AVAILABLE RECORDS =>

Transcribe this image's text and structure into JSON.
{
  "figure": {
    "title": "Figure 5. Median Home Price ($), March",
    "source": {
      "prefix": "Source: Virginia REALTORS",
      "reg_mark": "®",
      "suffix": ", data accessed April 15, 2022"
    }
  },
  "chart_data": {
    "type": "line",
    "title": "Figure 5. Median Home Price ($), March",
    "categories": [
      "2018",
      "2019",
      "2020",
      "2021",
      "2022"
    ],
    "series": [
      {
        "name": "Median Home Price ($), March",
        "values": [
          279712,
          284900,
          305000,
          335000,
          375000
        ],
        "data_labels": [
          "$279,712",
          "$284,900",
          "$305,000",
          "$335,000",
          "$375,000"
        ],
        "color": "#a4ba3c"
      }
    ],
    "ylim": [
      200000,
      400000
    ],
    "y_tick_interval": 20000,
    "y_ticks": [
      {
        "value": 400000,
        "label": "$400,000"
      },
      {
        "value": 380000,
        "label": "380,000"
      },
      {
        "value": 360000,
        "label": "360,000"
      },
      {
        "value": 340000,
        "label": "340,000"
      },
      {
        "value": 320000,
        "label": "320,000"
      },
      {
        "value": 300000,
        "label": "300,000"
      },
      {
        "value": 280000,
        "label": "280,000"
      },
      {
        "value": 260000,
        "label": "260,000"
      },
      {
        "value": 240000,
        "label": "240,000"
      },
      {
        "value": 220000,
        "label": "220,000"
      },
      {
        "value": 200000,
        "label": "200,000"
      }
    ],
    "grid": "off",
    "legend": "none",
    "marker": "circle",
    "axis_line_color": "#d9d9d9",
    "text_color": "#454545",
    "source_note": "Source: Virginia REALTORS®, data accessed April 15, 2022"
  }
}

GIVEN INSTRUCTION => Give the count of lines holding the word "REALTORS", with no other words.

OUTPUT OF THE EXERCISE => 2